**** GIVEN DATA ****
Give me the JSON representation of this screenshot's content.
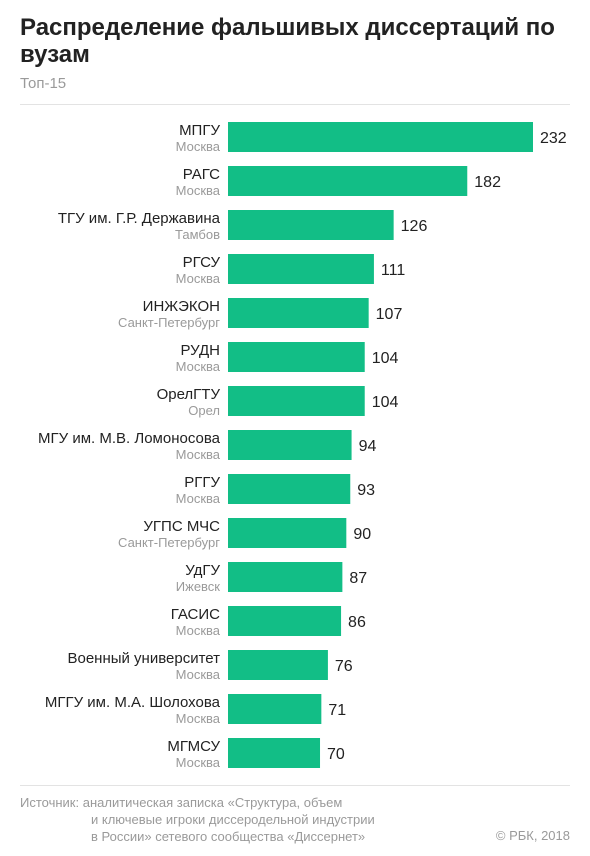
{
  "header": {
    "title": "Распределение фальшивых диссертаций по вузам",
    "subtitle": "Топ-15"
  },
  "chart_data": {
    "type": "bar",
    "orientation": "horizontal",
    "bar_color": "#12be86",
    "categories": [
      {
        "name": "МПГУ",
        "city": "Москва"
      },
      {
        "name": "РАГС",
        "city": "Москва"
      },
      {
        "name": "ТГУ им. Г.Р. Державина",
        "city": "Тамбов"
      },
      {
        "name": "РГСУ",
        "city": "Москва"
      },
      {
        "name": "ИНЖЭКОН",
        "city": "Санкт-Петербург"
      },
      {
        "name": "РУДН",
        "city": "Москва"
      },
      {
        "name": "ОрелГТУ",
        "city": "Орел"
      },
      {
        "name": "МГУ им. М.В. Ломоносова",
        "city": "Москва"
      },
      {
        "name": "РГГУ",
        "city": "Москва"
      },
      {
        "name": "УГПС МЧС",
        "city": "Санкт-Петербург"
      },
      {
        "name": "УдГУ",
        "city": "Ижевск"
      },
      {
        "name": "ГАСИС",
        "city": "Москва"
      },
      {
        "name": "Военный университет",
        "city": "Москва"
      },
      {
        "name": "МГГУ им. М.А. Шолохова",
        "city": "Москва"
      },
      {
        "name": "МГМСУ",
        "city": "Москва"
      }
    ],
    "values": [
      232,
      182,
      126,
      111,
      107,
      104,
      104,
      94,
      93,
      90,
      87,
      86,
      76,
      71,
      70
    ],
    "xlim": [
      0,
      232
    ],
    "grid": false,
    "legend": "none"
  },
  "footer": {
    "source_line1": "Источник: аналитическая записка «Структура, объем",
    "source_line2": "и ключевые игроки диссеродельной индустрии",
    "source_line3": "в России» сетевого сообщества «Диссернет»",
    "copyright": "© РБК, 2018"
  }
}
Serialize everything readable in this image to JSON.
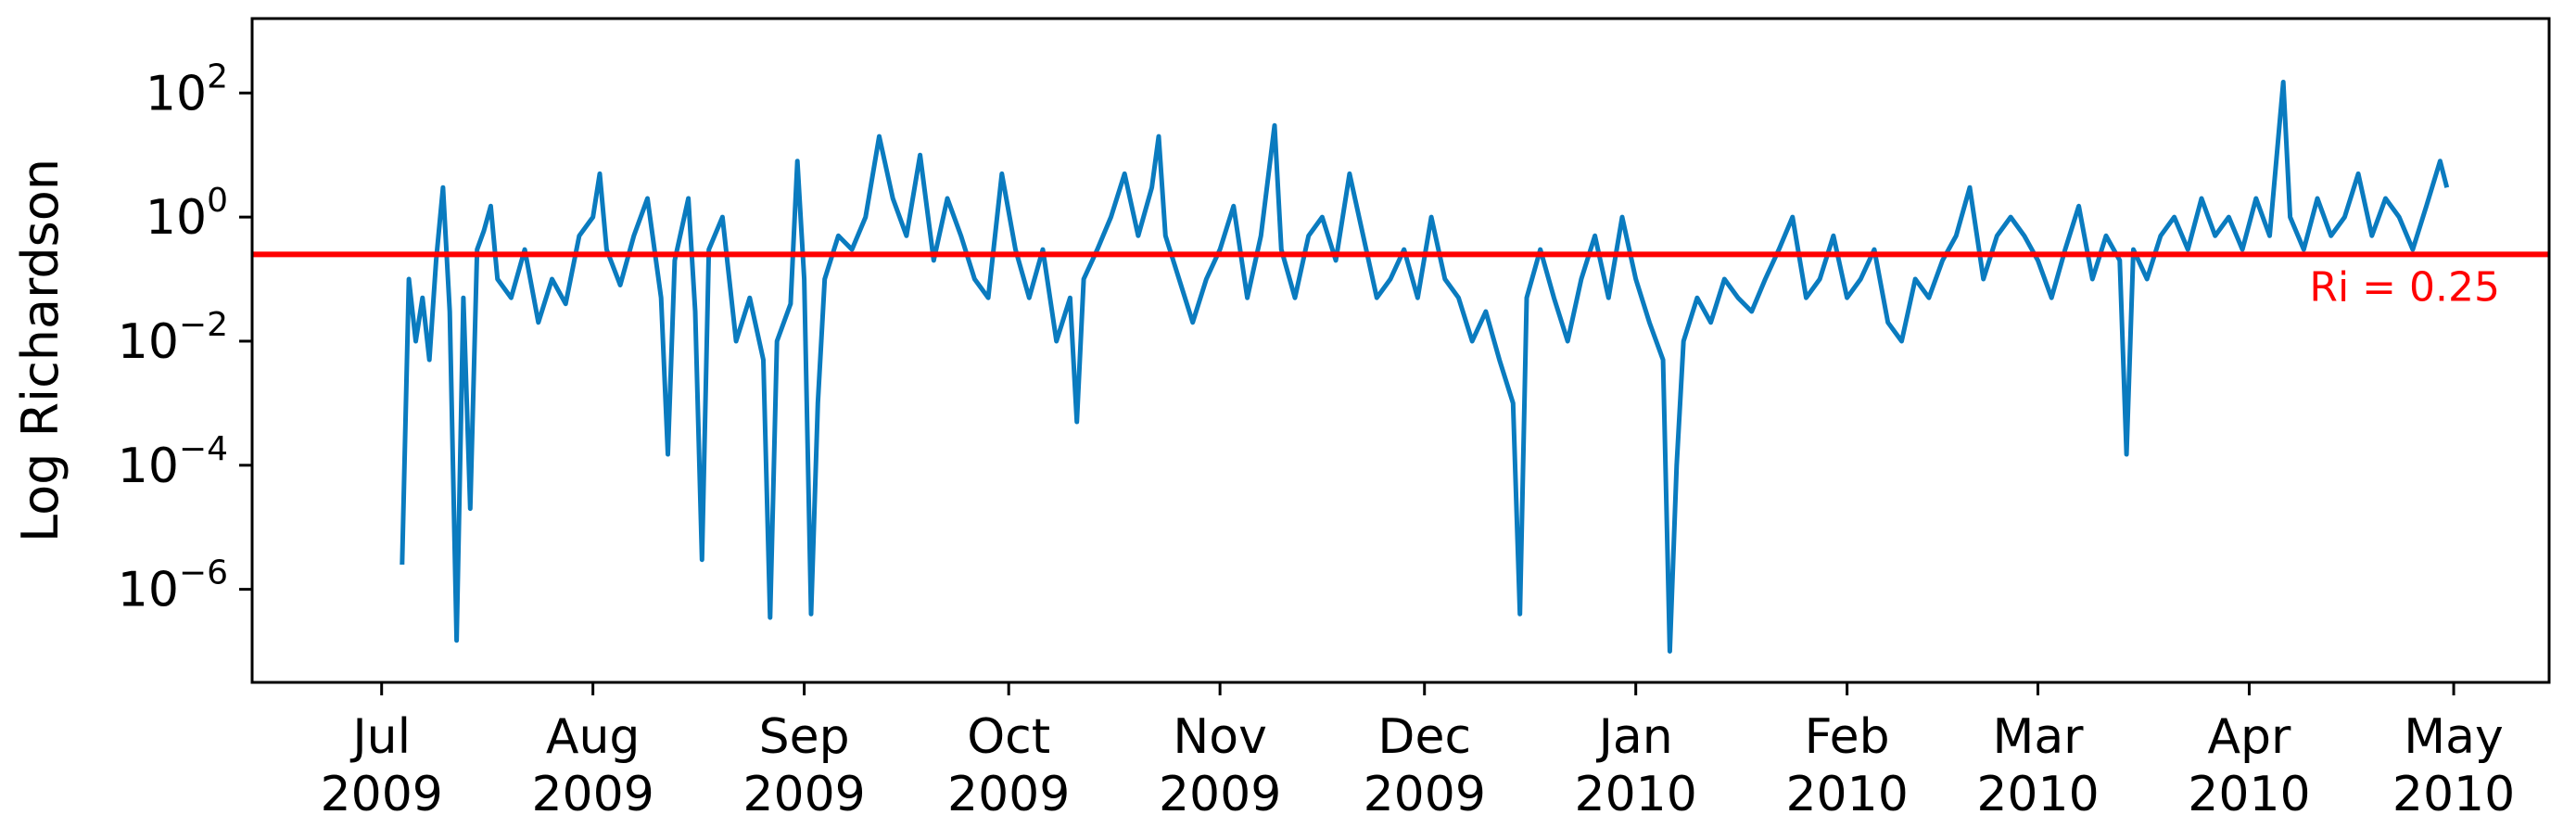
{
  "chart_data": {
    "type": "line",
    "ylabel": "Log Richardson",
    "yscale": "log",
    "ylim_exponents": [
      -7.5,
      3.2
    ],
    "y_ticks": [
      {
        "exp": 2,
        "label": "10",
        "sup": "2"
      },
      {
        "exp": 0,
        "label": "10",
        "sup": "0"
      },
      {
        "exp": -2,
        "label": "10",
        "sup": "−2"
      },
      {
        "exp": -4,
        "label": "10",
        "sup": "−4"
      },
      {
        "exp": -6,
        "label": "10",
        "sup": "−6"
      }
    ],
    "x_ticks": [
      {
        "date": "2009-07-01",
        "month": "Jul",
        "year": "2009"
      },
      {
        "date": "2009-08-01",
        "month": "Aug",
        "year": "2009"
      },
      {
        "date": "2009-09-01",
        "month": "Sep",
        "year": "2009"
      },
      {
        "date": "2009-10-01",
        "month": "Oct",
        "year": "2009"
      },
      {
        "date": "2009-11-01",
        "month": "Nov",
        "year": "2009"
      },
      {
        "date": "2009-12-01",
        "month": "Dec",
        "year": "2009"
      },
      {
        "date": "2010-01-01",
        "month": "Jan",
        "year": "2010"
      },
      {
        "date": "2010-02-01",
        "month": "Feb",
        "year": "2010"
      },
      {
        "date": "2010-03-01",
        "month": "Mar",
        "year": "2010"
      },
      {
        "date": "2010-04-01",
        "month": "Apr",
        "year": "2010"
      },
      {
        "date": "2010-05-01",
        "month": "May",
        "year": "2010"
      }
    ],
    "xlim": [
      "2009-06-12",
      "2010-05-15"
    ],
    "threshold": {
      "value": 0.25,
      "label": "Ri = 0.25",
      "color": "#ff0000"
    },
    "series": [
      {
        "color": "#0a7bbf",
        "points": [
          [
            "2009-07-04",
            2.5e-06
          ],
          [
            "2009-07-05",
            0.1
          ],
          [
            "2009-07-06",
            0.01
          ],
          [
            "2009-07-07",
            0.05
          ],
          [
            "2009-07-08",
            0.005
          ],
          [
            "2009-07-09",
            0.2
          ],
          [
            "2009-07-10",
            3.0
          ],
          [
            "2009-07-11",
            0.03
          ],
          [
            "2009-07-12",
            1.5e-07
          ],
          [
            "2009-07-13",
            0.05
          ],
          [
            "2009-07-14",
            2e-05
          ],
          [
            "2009-07-15",
            0.3
          ],
          [
            "2009-07-16",
            0.6
          ],
          [
            "2009-07-17",
            1.5
          ],
          [
            "2009-07-18",
            0.1
          ],
          [
            "2009-07-20",
            0.05
          ],
          [
            "2009-07-22",
            0.3
          ],
          [
            "2009-07-24",
            0.02
          ],
          [
            "2009-07-26",
            0.1
          ],
          [
            "2009-07-28",
            0.04
          ],
          [
            "2009-07-30",
            0.5
          ],
          [
            "2009-08-01",
            1.0
          ],
          [
            "2009-08-02",
            5.0
          ],
          [
            "2009-08-03",
            0.3
          ],
          [
            "2009-08-05",
            0.08
          ],
          [
            "2009-08-07",
            0.5
          ],
          [
            "2009-08-09",
            2.0
          ],
          [
            "2009-08-11",
            0.05
          ],
          [
            "2009-08-12",
            0.00015
          ],
          [
            "2009-08-13",
            0.2
          ],
          [
            "2009-08-15",
            2.0
          ],
          [
            "2009-08-16",
            0.03
          ],
          [
            "2009-08-17",
            3e-06
          ],
          [
            "2009-08-18",
            0.3
          ],
          [
            "2009-08-20",
            1.0
          ],
          [
            "2009-08-22",
            0.01
          ],
          [
            "2009-08-24",
            0.05
          ],
          [
            "2009-08-26",
            0.005
          ],
          [
            "2009-08-27",
            3.5e-07
          ],
          [
            "2009-08-28",
            0.01
          ],
          [
            "2009-08-30",
            0.04
          ],
          [
            "2009-08-31",
            8.0
          ],
          [
            "2009-09-01",
            0.1
          ],
          [
            "2009-09-02",
            4e-07
          ],
          [
            "2009-09-03",
            0.001
          ],
          [
            "2009-09-04",
            0.1
          ],
          [
            "2009-09-06",
            0.5
          ],
          [
            "2009-09-08",
            0.3
          ],
          [
            "2009-09-10",
            1.0
          ],
          [
            "2009-09-12",
            20.0
          ],
          [
            "2009-09-14",
            2.0
          ],
          [
            "2009-09-16",
            0.5
          ],
          [
            "2009-09-18",
            10.0
          ],
          [
            "2009-09-20",
            0.2
          ],
          [
            "2009-09-22",
            2.0
          ],
          [
            "2009-09-24",
            0.5
          ],
          [
            "2009-09-26",
            0.1
          ],
          [
            "2009-09-28",
            0.05
          ],
          [
            "2009-09-30",
            5.0
          ],
          [
            "2009-10-02",
            0.3
          ],
          [
            "2009-10-04",
            0.05
          ],
          [
            "2009-10-06",
            0.3
          ],
          [
            "2009-10-08",
            0.01
          ],
          [
            "2009-10-10",
            0.05
          ],
          [
            "2009-10-11",
            0.0005
          ],
          [
            "2009-10-12",
            0.1
          ],
          [
            "2009-10-14",
            0.3
          ],
          [
            "2009-10-16",
            1.0
          ],
          [
            "2009-10-18",
            5.0
          ],
          [
            "2009-10-20",
            0.5
          ],
          [
            "2009-10-22",
            3.0
          ],
          [
            "2009-10-23",
            20.0
          ],
          [
            "2009-10-24",
            0.5
          ],
          [
            "2009-10-26",
            0.1
          ],
          [
            "2009-10-28",
            0.02
          ],
          [
            "2009-10-30",
            0.1
          ],
          [
            "2009-11-01",
            0.3
          ],
          [
            "2009-11-03",
            1.5
          ],
          [
            "2009-11-05",
            0.05
          ],
          [
            "2009-11-07",
            0.5
          ],
          [
            "2009-11-09",
            30.0
          ],
          [
            "2009-11-10",
            0.3
          ],
          [
            "2009-11-12",
            0.05
          ],
          [
            "2009-11-14",
            0.5
          ],
          [
            "2009-11-16",
            1.0
          ],
          [
            "2009-11-18",
            0.2
          ],
          [
            "2009-11-20",
            5.0
          ],
          [
            "2009-11-22",
            0.5
          ],
          [
            "2009-11-24",
            0.05
          ],
          [
            "2009-11-26",
            0.1
          ],
          [
            "2009-11-28",
            0.3
          ],
          [
            "2009-11-30",
            0.05
          ],
          [
            "2009-12-02",
            1.0
          ],
          [
            "2009-12-04",
            0.1
          ],
          [
            "2009-12-06",
            0.05
          ],
          [
            "2009-12-08",
            0.01
          ],
          [
            "2009-12-10",
            0.03
          ],
          [
            "2009-12-12",
            0.005
          ],
          [
            "2009-12-14",
            0.001
          ],
          [
            "2009-12-15",
            4e-07
          ],
          [
            "2009-12-16",
            0.05
          ],
          [
            "2009-12-18",
            0.3
          ],
          [
            "2009-12-20",
            0.05
          ],
          [
            "2009-12-22",
            0.01
          ],
          [
            "2009-12-24",
            0.1
          ],
          [
            "2009-12-26",
            0.5
          ],
          [
            "2009-12-28",
            0.05
          ],
          [
            "2009-12-30",
            1.0
          ],
          [
            "2010-01-01",
            0.1
          ],
          [
            "2010-01-03",
            0.02
          ],
          [
            "2010-01-05",
            0.005
          ],
          [
            "2010-01-06",
            1e-07
          ],
          [
            "2010-01-07",
            0.0001
          ],
          [
            "2010-01-08",
            0.01
          ],
          [
            "2010-01-10",
            0.05
          ],
          [
            "2010-01-12",
            0.02
          ],
          [
            "2010-01-14",
            0.1
          ],
          [
            "2010-01-16",
            0.05
          ],
          [
            "2010-01-18",
            0.03
          ],
          [
            "2010-01-20",
            0.1
          ],
          [
            "2010-01-22",
            0.3
          ],
          [
            "2010-01-24",
            1.0
          ],
          [
            "2010-01-26",
            0.05
          ],
          [
            "2010-01-28",
            0.1
          ],
          [
            "2010-01-30",
            0.5
          ],
          [
            "2010-02-01",
            0.05
          ],
          [
            "2010-02-03",
            0.1
          ],
          [
            "2010-02-05",
            0.3
          ],
          [
            "2010-02-07",
            0.02
          ],
          [
            "2010-02-09",
            0.01
          ],
          [
            "2010-02-11",
            0.1
          ],
          [
            "2010-02-13",
            0.05
          ],
          [
            "2010-02-15",
            0.2
          ],
          [
            "2010-02-17",
            0.5
          ],
          [
            "2010-02-19",
            3.0
          ],
          [
            "2010-02-21",
            0.1
          ],
          [
            "2010-02-23",
            0.5
          ],
          [
            "2010-02-25",
            1.0
          ],
          [
            "2010-02-27",
            0.5
          ],
          [
            "2010-03-01",
            0.2
          ],
          [
            "2010-03-03",
            0.05
          ],
          [
            "2010-03-05",
            0.3
          ],
          [
            "2010-03-07",
            1.5
          ],
          [
            "2010-03-09",
            0.1
          ],
          [
            "2010-03-11",
            0.5
          ],
          [
            "2010-03-13",
            0.2
          ],
          [
            "2010-03-14",
            0.00015
          ],
          [
            "2010-03-15",
            0.3
          ],
          [
            "2010-03-17",
            0.1
          ],
          [
            "2010-03-19",
            0.5
          ],
          [
            "2010-03-21",
            1.0
          ],
          [
            "2010-03-23",
            0.3
          ],
          [
            "2010-03-25",
            2.0
          ],
          [
            "2010-03-27",
            0.5
          ],
          [
            "2010-03-29",
            1.0
          ],
          [
            "2010-03-31",
            0.3
          ],
          [
            "2010-04-02",
            2.0
          ],
          [
            "2010-04-04",
            0.5
          ],
          [
            "2010-04-06",
            150.0
          ],
          [
            "2010-04-07",
            1.0
          ],
          [
            "2010-04-09",
            0.3
          ],
          [
            "2010-04-11",
            2.0
          ],
          [
            "2010-04-13",
            0.5
          ],
          [
            "2010-04-15",
            1.0
          ],
          [
            "2010-04-17",
            5.0
          ],
          [
            "2010-04-19",
            0.5
          ],
          [
            "2010-04-21",
            2.0
          ],
          [
            "2010-04-23",
            1.0
          ],
          [
            "2010-04-25",
            0.3
          ],
          [
            "2010-04-27",
            1.5
          ],
          [
            "2010-04-29",
            8.0
          ],
          [
            "2010-04-30",
            3.0
          ]
        ]
      }
    ]
  }
}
****
## INSTRUCTION
Give every line of the material that includes the string "this".

## OUTPUT BELOW
Give me the JSON representation of this screenshot's content.
Serialize everything readable in this image to JSON.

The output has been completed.